Exercise instructions:
Reproduce every record below exactly as written, but leave out any pictures.

Data supplied:

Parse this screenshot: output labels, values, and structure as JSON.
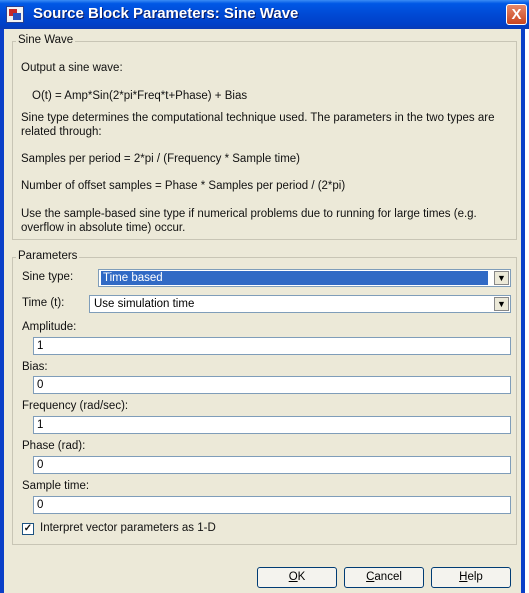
{
  "window": {
    "title": "Source Block Parameters: Sine Wave",
    "close_glyph": "X"
  },
  "sine_wave_group": {
    "legend": "Sine Wave",
    "intro": "Output a sine wave:",
    "formula": "O(t) = Amp*Sin(2*pi*Freq*t+Phase) + Bias",
    "type_desc": "Sine type determines the computational technique used. The parameters in the two types are related through:",
    "samples_per_period": "Samples per period = 2*pi / (Frequency * Sample time)",
    "offset_samples": "Number of offset samples = Phase * Samples per period / (2*pi)",
    "advice": "Use the sample-based sine type if numerical problems due to running for large times (e.g. overflow in absolute time) occur."
  },
  "parameters_group": {
    "legend": "Parameters",
    "sine_type": {
      "label": "Sine type:",
      "value": "Time based"
    },
    "time": {
      "label": "Time (t):",
      "value": "Use simulation time"
    },
    "amplitude": {
      "label": "Amplitude:",
      "value": "1"
    },
    "bias": {
      "label": "Bias:",
      "value": "0"
    },
    "frequency": {
      "label": "Frequency (rad/sec):",
      "value": "1"
    },
    "phase": {
      "label": "Phase (rad):",
      "value": "0"
    },
    "sample_time": {
      "label": "Sample time:",
      "value": "0"
    },
    "interpret_vector": {
      "label": "Interpret vector parameters as 1-D",
      "checked": true
    }
  },
  "buttons": {
    "ok": {
      "mnemonic": "O",
      "rest": "K"
    },
    "cancel": {
      "mnemonic": "C",
      "rest": "ancel"
    },
    "help": {
      "mnemonic": "H",
      "rest": "elp"
    }
  },
  "icons": {
    "app": "simulink-block-icon",
    "close": "close-icon",
    "dropdown": "chevron-down-icon",
    "check": "checkmark-icon"
  }
}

Result of the task:
Parse this screenshot: output labels, values, and structure as JSON.
{
  "window": {
    "title": "Source Block Parameters: Sine Wave",
    "close_glyph": "X"
  },
  "sine_wave_group": {
    "legend": "Sine Wave",
    "intro": "Output a sine wave:",
    "formula": "O(t) = Amp*Sin(2*pi*Freq*t+Phase) + Bias",
    "type_desc": "Sine type determines the computational technique used. The parameters in the two types are related through:",
    "samples_per_period": "Samples per period = 2*pi / (Frequency * Sample time)",
    "offset_samples": "Number of offset samples = Phase * Samples per period / (2*pi)",
    "advice": "Use the sample-based sine type if numerical problems due to running for large times (e.g. overflow in absolute time) occur."
  },
  "parameters_group": {
    "legend": "Parameters",
    "sine_type": {
      "label": "Sine type:",
      "value": "Time based"
    },
    "time": {
      "label": "Time (t):",
      "value": "Use simulation time"
    },
    "amplitude": {
      "label": "Amplitude:",
      "value": "1"
    },
    "bias": {
      "label": "Bias:",
      "value": "0"
    },
    "frequency": {
      "label": "Frequency (rad/sec):",
      "value": "1"
    },
    "phase": {
      "label": "Phase (rad):",
      "value": "0"
    },
    "sample_time": {
      "label": "Sample time:",
      "value": "0"
    },
    "interpret_vector": {
      "label": "Interpret vector parameters as 1-D",
      "checked": true
    }
  },
  "buttons": {
    "ok": {
      "mnemonic": "O",
      "rest": "K"
    },
    "cancel": {
      "mnemonic": "C",
      "rest": "ancel"
    },
    "help": {
      "mnemonic": "H",
      "rest": "elp"
    }
  },
  "icons": {
    "app": "simulink-block-icon",
    "close": "close-icon",
    "dropdown": "chevron-down-icon",
    "check": "checkmark-icon"
  }
}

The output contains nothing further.